-- Text for analysis follows --

None of the new quantum computers from IonQ, Google, or QuEra with 32-256 qubits are even able to even replicate those early results. D-Wave claims 5000 qubits, but that is for adiabatic QC, which to my knowledge, cannot run Shor's algorithm.
To be a threat, QCs need millions of qubits and orders of magnitude better error correction. I think people make the mistake of looking at the speed of progress of classical computers and thinking it applies to QC. It's just not happening.
For QC to hit natural exponential growth, it would need to be economically feasible compared to the next best thing - classical computers. Is there anything even a tiny QC can do better, faster, and cheaper than a classical computer?
>Is there anything even a tiny QC can do better, faster, and cheaper than a classical computer?
This is a really good question, and I don't know the answer. If I were to try, I'd focus on QC efficient algorithms, and what you can do with that in an application. So, in your system a QC is a magic box that takes an O(n^2) algo and makes it O(n), say. But for ordinary humans, n is very small, so this won't matter. I don't think there is mundane problem, e.g. one dealing with ordinary productivity, that a QC can do better than classical. It's shaping up to be a nation-state funded capital intensive information superweapon against private communication. And you know what? Maybe if you can maintain the infrastructure and staff to build one, you deserve to have it! It's especially untroubling if it's capacity is limited, like being able to read 10 2048-bit RSA encrypted messages per day. That's a superpower, but a very limited and expensive one, which I am fine with.

-- Text for analysis concluded --
-- Information supplied follows --

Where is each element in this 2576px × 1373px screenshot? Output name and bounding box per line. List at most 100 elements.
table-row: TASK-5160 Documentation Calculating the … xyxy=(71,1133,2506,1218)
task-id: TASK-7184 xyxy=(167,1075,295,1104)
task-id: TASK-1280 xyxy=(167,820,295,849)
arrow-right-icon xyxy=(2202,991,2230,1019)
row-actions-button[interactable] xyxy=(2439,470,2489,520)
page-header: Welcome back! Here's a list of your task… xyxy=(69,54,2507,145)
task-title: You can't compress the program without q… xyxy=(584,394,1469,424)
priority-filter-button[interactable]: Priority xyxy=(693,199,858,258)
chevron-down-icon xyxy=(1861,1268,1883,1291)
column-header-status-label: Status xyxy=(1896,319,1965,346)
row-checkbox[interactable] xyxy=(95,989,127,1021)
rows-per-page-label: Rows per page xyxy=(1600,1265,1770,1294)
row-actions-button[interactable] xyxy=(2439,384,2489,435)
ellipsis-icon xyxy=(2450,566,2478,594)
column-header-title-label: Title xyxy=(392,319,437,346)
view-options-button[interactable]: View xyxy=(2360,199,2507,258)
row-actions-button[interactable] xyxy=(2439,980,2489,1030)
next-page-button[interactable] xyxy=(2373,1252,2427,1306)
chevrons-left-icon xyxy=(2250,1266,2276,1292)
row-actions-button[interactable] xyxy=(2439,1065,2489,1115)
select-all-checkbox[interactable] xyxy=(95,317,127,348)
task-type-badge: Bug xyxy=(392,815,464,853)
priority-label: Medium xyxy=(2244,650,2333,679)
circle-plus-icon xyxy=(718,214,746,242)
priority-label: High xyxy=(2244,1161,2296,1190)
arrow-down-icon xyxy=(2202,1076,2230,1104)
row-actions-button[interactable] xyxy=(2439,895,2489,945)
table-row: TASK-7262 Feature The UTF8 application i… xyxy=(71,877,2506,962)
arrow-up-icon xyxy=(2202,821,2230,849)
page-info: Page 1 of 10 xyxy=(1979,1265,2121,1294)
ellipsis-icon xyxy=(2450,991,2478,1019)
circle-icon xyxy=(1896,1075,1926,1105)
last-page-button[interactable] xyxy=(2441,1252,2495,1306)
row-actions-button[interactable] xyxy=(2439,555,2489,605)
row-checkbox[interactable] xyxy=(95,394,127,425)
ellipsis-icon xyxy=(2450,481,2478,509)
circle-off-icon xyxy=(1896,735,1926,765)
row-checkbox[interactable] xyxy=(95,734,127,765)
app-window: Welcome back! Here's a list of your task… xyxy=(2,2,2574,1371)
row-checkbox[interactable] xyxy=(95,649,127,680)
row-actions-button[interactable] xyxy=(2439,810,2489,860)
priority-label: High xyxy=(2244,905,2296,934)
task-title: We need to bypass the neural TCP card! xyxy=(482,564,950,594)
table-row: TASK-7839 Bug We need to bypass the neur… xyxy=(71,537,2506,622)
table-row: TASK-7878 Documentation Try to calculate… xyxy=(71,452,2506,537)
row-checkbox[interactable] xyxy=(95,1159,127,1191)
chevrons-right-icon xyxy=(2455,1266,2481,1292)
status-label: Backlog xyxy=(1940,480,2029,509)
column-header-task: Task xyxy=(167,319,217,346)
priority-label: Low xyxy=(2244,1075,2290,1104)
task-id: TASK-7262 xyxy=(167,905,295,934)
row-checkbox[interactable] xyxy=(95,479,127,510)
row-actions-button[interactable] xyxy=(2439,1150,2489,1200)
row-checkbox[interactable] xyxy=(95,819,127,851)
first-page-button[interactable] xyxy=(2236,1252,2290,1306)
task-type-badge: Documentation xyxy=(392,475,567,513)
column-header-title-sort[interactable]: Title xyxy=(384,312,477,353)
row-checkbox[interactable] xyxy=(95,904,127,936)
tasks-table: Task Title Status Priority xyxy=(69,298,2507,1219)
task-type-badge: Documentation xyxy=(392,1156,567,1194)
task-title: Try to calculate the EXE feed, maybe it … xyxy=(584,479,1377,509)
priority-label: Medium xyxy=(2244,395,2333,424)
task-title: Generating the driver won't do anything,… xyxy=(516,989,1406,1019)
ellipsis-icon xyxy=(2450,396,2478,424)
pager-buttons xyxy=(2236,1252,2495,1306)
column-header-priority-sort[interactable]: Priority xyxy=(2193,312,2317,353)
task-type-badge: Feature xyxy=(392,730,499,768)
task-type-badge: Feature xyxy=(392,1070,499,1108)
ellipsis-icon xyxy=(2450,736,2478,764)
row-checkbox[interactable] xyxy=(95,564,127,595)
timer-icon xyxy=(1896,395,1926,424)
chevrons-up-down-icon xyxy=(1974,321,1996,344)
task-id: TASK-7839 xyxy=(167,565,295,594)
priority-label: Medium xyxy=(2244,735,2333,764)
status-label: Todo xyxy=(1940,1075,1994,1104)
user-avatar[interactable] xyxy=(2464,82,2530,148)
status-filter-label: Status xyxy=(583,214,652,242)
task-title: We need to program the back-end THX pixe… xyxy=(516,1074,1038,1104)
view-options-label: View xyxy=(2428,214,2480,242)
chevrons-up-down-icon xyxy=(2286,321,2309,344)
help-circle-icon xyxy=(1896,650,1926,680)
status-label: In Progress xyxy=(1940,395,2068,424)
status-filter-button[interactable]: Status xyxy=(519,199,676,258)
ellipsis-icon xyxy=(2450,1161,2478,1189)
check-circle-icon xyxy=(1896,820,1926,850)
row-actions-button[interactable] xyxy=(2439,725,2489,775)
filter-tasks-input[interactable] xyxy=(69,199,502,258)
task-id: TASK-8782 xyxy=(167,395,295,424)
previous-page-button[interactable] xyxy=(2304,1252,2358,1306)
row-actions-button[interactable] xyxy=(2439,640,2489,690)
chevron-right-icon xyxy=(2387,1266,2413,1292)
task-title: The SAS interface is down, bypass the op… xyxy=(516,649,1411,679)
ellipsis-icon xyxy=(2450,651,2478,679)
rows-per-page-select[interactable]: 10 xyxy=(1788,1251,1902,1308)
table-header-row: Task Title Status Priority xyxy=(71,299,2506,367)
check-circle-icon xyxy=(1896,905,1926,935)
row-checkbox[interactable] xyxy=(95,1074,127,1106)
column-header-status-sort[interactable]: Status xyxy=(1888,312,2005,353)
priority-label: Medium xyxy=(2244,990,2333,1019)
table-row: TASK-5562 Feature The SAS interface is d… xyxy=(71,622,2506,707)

-- Information supplied concluded --

» **What you will do**
Answer these questions from the quantum computing discussion:
(a) How many qubits does D-Wave claim?
(b) According to the discussion, what do quantum computers need in order to be a threat?
(c) What example does the discussion give of a limited capacity for a quantum computer?
The entries play no part in the work that comes next and can be set aside.

» **Response below**
(a) D-Wave claims 5000 qubits.
(b) They need millions of qubits and orders of magnitude better error correction.
(c) Being able to read 10 2048-bit RSA encrypted messages per day.